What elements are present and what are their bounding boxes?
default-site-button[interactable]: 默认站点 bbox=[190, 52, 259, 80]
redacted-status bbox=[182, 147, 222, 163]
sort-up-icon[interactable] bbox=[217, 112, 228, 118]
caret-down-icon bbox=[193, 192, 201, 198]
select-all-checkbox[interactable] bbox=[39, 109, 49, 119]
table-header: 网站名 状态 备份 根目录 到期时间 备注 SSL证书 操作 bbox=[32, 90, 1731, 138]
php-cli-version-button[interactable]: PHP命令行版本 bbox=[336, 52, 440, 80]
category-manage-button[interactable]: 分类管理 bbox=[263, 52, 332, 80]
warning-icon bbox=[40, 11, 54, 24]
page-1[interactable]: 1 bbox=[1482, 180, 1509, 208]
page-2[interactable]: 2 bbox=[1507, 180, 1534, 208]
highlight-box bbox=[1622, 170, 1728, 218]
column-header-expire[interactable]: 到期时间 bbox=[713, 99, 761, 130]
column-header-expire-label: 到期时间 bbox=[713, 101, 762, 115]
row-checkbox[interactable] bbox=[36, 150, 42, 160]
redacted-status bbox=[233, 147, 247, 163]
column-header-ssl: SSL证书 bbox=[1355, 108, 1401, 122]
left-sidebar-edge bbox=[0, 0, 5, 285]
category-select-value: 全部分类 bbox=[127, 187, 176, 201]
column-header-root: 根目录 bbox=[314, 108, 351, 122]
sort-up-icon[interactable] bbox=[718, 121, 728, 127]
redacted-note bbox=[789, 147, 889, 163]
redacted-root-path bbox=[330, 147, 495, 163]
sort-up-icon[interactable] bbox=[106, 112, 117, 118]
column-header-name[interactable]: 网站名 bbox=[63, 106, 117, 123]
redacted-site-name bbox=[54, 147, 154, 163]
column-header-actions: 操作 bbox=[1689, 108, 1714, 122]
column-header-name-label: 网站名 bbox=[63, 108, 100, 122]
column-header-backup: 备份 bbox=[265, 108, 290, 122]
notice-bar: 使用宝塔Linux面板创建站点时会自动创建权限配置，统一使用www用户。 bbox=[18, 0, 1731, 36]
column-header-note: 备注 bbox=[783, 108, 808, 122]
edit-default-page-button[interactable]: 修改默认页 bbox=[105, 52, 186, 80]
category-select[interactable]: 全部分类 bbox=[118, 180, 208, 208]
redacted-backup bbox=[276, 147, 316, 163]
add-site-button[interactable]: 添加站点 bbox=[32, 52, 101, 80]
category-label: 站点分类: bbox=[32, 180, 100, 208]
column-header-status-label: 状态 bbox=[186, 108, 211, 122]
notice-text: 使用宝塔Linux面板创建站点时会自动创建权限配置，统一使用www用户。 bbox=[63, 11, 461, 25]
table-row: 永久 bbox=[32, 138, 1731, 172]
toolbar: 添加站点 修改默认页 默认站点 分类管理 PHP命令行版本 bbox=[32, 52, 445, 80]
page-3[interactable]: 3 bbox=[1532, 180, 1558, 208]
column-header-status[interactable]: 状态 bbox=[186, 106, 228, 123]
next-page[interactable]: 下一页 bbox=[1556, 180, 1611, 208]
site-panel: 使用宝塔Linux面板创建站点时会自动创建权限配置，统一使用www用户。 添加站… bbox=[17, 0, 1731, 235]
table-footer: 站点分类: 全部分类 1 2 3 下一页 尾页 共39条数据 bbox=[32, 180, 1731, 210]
--
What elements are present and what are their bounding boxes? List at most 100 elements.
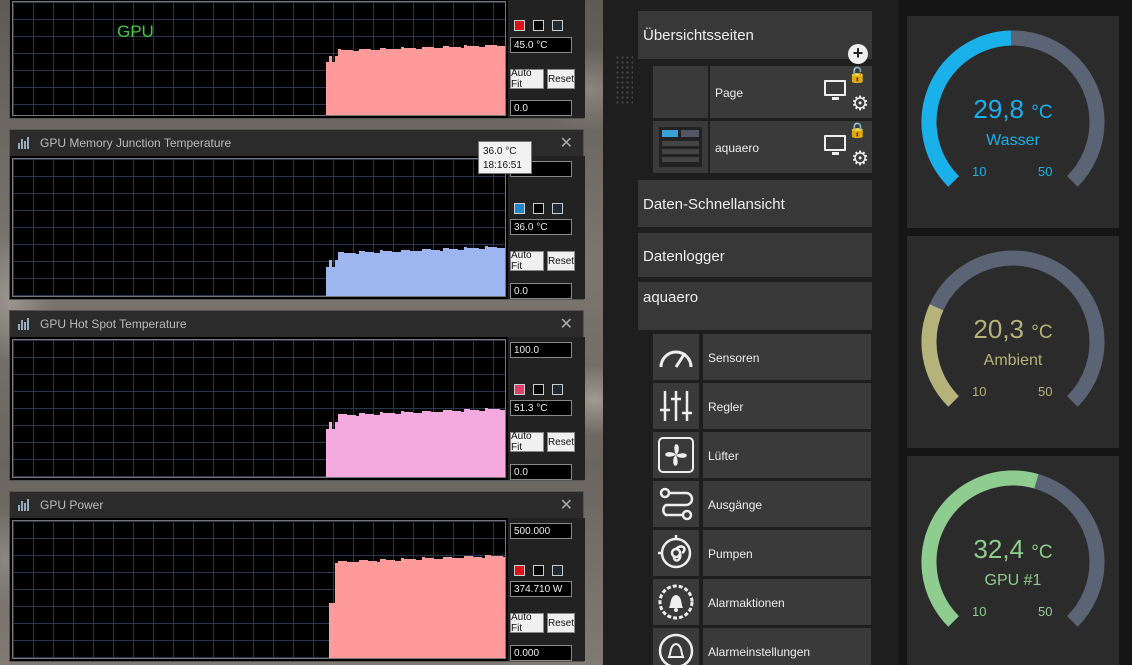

◆ GOAL OF THE EXERCISE: Which lines in the material contain the string "elements"? Copy out each of those lines in full.

◆ RESULT OF THE EXERCISE:
What elements are present and what are their bounding boxes?
What elements are present and what are their bounding boxes? List at most 100 elements.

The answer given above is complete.